### INPUT FOR THIS TASK

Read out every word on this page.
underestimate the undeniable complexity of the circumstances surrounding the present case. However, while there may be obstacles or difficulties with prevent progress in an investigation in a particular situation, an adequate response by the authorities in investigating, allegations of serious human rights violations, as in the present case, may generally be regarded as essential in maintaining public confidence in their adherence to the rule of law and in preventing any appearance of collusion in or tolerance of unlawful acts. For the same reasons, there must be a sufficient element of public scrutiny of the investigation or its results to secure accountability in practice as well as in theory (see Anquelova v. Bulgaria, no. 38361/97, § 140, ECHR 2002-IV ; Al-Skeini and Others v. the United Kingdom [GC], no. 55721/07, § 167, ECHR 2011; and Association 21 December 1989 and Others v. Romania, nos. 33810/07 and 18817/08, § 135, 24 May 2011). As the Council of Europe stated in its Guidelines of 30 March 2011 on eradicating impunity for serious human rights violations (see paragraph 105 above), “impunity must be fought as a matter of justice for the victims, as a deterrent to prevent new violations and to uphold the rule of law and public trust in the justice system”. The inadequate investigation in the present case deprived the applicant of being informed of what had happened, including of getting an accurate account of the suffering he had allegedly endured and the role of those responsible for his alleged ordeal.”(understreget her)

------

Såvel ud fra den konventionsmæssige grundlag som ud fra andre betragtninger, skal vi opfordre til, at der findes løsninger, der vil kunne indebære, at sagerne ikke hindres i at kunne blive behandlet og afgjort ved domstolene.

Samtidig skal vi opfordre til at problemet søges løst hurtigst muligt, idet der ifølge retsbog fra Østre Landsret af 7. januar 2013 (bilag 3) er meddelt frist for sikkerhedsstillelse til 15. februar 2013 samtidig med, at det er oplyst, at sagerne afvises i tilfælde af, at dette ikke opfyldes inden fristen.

### SET EXERCISE
Print out every record again, exactly and in full.

### FULL RESPONSE
Read out every word on this page.
underestimate the undeniable complexity of the circumstances surrounding the present case. However, while there may be obstacles or difficulties with prevent progress in an investigation in a particular situation, an adequate response by the authorities in investigating, allegations of serious human rights violations, as in the present case, may generally be regarded as essential in maintaining public confidence in their adherence to the rule of law and in preventing any appearance of collusion in or tolerance of unlawful acts. For the same reasons, there must be a sufficient element of public scrutiny of the investigation or its results to secure accountability in practice as well as in theory (see Anquelova v. Bulgaria, no. 38361/97, § 140, ECHR 2002-IV ; Al-Skeini and Others v. the United Kingdom [GC], no. 55721/07, § 167, ECHR 2011; and Association 21 December 1989 and Others v. Romania, nos. 33810/07 and 18817/08, § 135, 24 May 2011). As the Council of Europe stated in its Guidelines of 30 March 2011 on eradicating impunity for serious human rights violations (see paragraph 105 above), “impunity must be fought as a matter of justice for the victims, as a deterrent to prevent new violations and to uphold the rule of law and public trust in the justice system”. The inadequate investigation in the present case deprived the applicant of being informed of what had happened, including of getting an accurate account of the suffering he had allegedly endured and the role of those responsible for his alleged ordeal.”(understreget her)

------

Såvel ud fra den konventionsmæssige grundlag som ud fra andre betragtninger, skal vi opfordre til, at der findes løsninger, der vil kunne indebære, at sagerne ikke hindres i at kunne blive behandlet og afgjort ved domstolene.

Samtidig skal vi opfordre til at problemet søges løst hurtigst muligt, idet der ifølge retsbog fra Østre Landsret af 7. januar 2013 (bilag 3) er meddelt frist for sikkerhedsstillelse til 15. februar 2013 samtidig med, at det er oplyst, at sagerne afvises i tilfælde af, at dette ikke opfyldes inden fristen.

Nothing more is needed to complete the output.